_Problem to work on_
Extract each line where the string "Guest" shows up.

------------------------------------

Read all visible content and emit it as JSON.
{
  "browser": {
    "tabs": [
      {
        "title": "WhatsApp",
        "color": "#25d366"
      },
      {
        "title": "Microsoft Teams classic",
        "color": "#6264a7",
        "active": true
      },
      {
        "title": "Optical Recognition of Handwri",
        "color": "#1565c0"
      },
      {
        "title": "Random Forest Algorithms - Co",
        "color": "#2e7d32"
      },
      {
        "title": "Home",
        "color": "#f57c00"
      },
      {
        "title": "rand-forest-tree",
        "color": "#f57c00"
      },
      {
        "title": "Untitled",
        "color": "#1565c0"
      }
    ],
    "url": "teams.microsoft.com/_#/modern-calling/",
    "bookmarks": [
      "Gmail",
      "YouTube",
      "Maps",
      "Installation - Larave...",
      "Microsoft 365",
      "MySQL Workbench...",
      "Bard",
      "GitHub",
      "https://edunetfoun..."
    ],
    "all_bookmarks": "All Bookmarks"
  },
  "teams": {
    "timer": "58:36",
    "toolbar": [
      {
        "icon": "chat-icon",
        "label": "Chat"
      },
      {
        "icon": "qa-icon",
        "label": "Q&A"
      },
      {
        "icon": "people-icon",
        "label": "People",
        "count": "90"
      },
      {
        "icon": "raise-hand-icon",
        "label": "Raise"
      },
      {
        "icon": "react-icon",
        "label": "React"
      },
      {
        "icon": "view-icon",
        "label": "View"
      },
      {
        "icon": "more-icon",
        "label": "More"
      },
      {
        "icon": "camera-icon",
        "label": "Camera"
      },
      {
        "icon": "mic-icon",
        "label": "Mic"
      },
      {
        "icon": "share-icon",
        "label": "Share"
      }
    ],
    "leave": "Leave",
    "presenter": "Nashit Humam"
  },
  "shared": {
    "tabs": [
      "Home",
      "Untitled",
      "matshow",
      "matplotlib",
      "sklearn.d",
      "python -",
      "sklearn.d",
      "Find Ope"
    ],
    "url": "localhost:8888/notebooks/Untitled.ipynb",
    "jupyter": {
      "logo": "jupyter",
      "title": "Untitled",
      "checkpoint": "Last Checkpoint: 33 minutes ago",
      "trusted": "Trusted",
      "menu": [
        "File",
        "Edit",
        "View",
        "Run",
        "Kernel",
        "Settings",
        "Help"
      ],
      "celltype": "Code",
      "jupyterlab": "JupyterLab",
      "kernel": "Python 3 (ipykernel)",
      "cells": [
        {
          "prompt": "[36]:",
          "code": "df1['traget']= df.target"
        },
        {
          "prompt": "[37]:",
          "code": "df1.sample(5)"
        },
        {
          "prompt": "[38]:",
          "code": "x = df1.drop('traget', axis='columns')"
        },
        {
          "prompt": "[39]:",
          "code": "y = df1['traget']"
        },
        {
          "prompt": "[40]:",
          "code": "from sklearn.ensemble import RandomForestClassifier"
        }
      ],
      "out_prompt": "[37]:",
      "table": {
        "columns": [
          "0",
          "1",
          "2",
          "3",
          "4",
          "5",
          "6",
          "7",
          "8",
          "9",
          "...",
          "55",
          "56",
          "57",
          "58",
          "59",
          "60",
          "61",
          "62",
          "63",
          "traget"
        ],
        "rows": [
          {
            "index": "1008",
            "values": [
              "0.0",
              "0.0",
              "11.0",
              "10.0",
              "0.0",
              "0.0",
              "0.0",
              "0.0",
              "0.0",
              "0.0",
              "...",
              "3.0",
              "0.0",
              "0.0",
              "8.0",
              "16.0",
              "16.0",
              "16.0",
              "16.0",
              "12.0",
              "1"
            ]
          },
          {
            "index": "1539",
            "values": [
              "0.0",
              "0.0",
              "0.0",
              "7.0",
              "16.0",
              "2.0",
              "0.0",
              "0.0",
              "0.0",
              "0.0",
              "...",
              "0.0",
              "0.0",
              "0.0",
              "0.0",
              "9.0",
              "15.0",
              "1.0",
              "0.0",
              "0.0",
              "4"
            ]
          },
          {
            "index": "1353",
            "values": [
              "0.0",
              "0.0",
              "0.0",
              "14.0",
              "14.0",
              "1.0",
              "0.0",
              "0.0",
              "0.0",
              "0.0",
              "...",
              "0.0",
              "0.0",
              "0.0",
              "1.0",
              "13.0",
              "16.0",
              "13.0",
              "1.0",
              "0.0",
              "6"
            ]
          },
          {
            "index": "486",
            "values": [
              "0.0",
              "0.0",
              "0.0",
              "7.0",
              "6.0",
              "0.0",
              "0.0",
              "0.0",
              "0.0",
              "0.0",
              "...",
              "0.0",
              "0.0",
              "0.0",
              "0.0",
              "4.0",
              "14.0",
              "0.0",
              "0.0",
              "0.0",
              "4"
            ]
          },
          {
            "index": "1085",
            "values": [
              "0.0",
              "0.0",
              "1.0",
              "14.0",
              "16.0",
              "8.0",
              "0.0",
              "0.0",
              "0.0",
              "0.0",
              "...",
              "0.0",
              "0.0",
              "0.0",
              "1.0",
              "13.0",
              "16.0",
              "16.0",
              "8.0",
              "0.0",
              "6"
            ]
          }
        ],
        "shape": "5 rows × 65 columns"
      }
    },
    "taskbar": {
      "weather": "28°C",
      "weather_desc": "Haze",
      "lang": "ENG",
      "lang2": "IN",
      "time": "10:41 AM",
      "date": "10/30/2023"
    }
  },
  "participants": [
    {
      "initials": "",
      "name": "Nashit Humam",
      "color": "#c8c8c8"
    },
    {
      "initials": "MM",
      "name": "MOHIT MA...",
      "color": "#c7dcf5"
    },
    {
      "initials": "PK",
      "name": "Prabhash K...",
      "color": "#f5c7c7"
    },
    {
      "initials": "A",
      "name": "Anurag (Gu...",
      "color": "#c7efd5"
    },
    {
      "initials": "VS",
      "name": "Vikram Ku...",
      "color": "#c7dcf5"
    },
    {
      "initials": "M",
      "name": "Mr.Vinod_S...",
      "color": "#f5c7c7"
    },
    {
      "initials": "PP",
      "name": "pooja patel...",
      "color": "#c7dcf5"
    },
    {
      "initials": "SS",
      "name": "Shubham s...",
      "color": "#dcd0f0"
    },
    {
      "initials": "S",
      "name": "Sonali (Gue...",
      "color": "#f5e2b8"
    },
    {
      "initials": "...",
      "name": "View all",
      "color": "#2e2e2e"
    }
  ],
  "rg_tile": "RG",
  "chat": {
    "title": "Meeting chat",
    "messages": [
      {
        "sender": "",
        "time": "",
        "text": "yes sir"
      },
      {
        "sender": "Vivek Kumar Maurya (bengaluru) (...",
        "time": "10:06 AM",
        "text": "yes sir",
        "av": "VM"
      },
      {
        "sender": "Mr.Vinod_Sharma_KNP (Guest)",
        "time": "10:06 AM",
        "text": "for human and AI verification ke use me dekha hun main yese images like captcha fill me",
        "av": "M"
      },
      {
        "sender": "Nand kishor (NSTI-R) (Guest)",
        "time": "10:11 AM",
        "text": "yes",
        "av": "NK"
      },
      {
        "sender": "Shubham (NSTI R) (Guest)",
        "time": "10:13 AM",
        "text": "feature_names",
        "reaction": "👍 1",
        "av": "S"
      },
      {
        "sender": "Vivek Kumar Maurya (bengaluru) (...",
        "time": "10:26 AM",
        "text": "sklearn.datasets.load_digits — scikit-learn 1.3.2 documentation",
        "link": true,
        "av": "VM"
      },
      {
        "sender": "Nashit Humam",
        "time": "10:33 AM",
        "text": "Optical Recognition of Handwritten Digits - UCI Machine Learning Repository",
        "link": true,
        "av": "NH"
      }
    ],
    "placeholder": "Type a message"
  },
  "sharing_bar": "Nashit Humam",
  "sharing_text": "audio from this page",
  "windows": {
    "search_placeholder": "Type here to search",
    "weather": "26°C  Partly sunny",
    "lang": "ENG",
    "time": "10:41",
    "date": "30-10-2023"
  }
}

------------------------------------

_The reply_
        "sender": "Mr.Vinod_Sharma_KNP (Guest)",
        "sender": "Nand kishor (NSTI-R) (Guest)",
        "sender": "Shubham (NSTI R) (Guest)",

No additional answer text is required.